Can you find the lines of the listing that include "heading" and copy every one?

[start of Data for this task]

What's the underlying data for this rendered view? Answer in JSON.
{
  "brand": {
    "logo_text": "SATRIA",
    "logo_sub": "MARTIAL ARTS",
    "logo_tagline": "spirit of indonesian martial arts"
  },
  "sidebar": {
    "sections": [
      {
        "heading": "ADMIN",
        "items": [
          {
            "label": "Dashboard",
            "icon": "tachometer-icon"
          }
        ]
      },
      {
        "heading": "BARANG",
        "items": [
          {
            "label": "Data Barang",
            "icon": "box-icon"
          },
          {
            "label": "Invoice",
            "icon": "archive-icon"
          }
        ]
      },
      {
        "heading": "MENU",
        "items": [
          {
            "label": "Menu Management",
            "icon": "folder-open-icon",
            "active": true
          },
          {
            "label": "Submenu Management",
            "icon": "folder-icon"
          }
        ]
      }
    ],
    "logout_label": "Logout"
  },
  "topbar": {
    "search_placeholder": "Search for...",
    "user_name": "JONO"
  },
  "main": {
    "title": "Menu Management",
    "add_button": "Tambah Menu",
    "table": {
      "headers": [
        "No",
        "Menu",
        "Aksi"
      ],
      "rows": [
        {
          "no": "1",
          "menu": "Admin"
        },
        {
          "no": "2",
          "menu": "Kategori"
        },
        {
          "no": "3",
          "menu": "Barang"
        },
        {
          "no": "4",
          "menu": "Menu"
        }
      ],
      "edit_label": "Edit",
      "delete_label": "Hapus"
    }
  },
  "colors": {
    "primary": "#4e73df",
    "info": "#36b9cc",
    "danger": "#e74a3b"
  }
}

[end of Data for this task]

** Problem solution **
        "heading": "ADMIN",
        "heading": "BARANG",
        "heading": "MENU",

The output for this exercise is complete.